■ **What the task asks**:
Extract the lines that carry the string "screenshot" from the listing.

■ **Material**:
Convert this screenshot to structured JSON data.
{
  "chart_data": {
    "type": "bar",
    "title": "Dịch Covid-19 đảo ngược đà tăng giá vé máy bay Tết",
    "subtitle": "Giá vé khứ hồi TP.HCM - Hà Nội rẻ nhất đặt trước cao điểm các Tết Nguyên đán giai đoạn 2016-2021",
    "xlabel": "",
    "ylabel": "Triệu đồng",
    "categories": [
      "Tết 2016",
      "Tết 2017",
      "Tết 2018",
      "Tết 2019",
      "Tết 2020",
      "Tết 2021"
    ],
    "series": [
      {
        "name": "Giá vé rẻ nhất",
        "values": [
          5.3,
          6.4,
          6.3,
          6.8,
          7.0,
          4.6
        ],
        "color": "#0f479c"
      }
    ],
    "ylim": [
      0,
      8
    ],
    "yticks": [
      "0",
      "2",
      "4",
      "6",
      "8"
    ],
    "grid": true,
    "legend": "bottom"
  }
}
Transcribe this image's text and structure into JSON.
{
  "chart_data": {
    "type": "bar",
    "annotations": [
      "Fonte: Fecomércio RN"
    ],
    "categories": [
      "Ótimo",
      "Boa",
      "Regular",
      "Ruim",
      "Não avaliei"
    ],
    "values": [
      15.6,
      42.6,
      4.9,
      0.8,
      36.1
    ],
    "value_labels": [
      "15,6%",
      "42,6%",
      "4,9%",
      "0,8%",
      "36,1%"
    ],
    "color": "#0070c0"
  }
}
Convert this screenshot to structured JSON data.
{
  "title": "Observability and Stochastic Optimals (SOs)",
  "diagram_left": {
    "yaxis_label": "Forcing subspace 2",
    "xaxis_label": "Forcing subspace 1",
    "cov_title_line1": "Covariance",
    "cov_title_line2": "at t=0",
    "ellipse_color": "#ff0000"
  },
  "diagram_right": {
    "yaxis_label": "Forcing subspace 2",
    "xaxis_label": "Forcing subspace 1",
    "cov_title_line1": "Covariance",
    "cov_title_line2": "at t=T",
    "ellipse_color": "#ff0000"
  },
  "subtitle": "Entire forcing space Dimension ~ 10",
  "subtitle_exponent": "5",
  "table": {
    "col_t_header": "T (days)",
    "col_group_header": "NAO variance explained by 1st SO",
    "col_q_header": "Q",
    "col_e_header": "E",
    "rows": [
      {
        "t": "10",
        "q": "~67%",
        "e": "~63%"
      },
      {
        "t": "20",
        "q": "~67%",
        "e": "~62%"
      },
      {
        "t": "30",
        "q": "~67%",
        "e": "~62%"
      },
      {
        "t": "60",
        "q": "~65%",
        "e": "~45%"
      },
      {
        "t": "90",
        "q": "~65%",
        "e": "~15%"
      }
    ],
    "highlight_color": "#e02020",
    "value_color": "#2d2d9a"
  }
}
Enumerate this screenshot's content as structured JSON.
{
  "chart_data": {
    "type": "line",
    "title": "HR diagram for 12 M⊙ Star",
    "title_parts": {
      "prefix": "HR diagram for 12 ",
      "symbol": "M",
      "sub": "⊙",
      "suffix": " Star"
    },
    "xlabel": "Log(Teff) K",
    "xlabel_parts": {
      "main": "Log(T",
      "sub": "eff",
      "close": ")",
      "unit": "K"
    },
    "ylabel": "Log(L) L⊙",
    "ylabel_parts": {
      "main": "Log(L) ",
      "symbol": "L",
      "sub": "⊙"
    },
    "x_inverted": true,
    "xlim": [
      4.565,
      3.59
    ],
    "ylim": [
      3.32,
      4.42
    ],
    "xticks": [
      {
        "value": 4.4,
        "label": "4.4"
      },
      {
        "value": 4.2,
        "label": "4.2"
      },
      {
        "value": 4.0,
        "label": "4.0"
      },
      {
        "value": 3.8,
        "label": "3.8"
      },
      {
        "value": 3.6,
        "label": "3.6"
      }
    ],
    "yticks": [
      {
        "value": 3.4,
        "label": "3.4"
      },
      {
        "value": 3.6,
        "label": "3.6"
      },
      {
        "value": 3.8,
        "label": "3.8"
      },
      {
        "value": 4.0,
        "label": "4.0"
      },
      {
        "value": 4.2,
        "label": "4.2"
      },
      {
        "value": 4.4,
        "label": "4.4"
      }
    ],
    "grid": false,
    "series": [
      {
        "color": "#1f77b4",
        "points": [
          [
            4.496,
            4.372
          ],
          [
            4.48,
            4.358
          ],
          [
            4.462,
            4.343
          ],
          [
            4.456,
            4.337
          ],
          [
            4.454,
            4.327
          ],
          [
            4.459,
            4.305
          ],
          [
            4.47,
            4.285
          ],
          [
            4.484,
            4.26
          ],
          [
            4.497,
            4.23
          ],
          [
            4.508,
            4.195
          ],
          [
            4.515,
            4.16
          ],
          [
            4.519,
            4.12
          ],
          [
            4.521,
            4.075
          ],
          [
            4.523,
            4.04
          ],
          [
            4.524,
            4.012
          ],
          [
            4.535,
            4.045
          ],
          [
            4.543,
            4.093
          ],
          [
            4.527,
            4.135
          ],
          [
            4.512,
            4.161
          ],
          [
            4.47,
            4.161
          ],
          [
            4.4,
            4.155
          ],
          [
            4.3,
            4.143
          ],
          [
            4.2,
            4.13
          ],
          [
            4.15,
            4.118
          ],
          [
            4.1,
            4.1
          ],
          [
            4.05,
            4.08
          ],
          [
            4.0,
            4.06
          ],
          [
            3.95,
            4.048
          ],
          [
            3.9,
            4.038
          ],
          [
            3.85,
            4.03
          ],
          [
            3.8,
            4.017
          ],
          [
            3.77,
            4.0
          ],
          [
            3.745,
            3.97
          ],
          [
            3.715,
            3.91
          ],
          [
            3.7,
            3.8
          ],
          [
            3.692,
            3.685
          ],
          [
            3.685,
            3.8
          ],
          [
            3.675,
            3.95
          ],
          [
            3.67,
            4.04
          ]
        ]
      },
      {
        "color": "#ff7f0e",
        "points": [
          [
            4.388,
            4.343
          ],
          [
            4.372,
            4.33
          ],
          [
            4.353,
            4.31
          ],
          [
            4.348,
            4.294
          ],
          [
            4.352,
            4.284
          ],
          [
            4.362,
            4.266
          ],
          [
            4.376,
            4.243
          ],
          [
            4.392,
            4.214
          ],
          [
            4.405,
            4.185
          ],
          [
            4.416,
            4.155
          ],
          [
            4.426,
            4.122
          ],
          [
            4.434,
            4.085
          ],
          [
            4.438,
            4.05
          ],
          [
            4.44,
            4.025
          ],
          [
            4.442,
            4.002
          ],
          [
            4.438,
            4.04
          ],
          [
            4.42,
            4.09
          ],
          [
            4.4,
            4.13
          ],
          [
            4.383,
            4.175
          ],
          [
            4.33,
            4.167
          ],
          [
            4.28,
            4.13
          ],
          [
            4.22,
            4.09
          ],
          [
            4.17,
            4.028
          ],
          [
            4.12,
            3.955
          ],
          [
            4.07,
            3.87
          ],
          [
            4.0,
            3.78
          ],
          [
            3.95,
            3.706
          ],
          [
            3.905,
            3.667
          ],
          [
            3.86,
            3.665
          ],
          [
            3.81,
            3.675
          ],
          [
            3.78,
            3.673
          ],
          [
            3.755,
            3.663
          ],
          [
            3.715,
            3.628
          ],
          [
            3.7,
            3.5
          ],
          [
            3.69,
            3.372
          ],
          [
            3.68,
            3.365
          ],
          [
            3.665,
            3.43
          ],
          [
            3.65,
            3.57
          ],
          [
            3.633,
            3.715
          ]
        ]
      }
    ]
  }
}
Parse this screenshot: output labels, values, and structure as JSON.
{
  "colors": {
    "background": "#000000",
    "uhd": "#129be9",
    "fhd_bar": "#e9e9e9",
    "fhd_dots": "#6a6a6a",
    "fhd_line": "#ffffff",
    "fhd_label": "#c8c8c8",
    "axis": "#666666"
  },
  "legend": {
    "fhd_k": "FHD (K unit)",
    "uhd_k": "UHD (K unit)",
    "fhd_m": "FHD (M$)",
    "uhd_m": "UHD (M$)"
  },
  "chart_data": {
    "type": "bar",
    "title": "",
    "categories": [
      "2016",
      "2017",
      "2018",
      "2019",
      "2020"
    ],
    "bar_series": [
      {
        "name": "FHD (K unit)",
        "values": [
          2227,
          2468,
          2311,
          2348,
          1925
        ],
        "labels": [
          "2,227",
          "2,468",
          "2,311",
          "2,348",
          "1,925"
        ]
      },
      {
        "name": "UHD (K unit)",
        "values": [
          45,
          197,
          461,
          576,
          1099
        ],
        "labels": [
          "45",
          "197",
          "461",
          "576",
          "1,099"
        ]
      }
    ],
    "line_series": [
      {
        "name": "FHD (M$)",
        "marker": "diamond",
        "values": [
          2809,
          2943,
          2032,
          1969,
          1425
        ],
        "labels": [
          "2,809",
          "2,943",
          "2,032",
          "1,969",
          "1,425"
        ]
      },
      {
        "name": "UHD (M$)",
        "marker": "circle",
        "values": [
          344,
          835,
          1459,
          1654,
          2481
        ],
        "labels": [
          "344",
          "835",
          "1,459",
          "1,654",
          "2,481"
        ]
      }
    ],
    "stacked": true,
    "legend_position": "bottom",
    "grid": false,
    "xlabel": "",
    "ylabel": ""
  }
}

■ **Right answer**:
Convert this screenshot to structured JSON data.
Convert this screenshot to structured JSON data.
Enumerate this screenshot's content as structured JSON.
Parse this screenshot: output labels, values, and structure as JSON.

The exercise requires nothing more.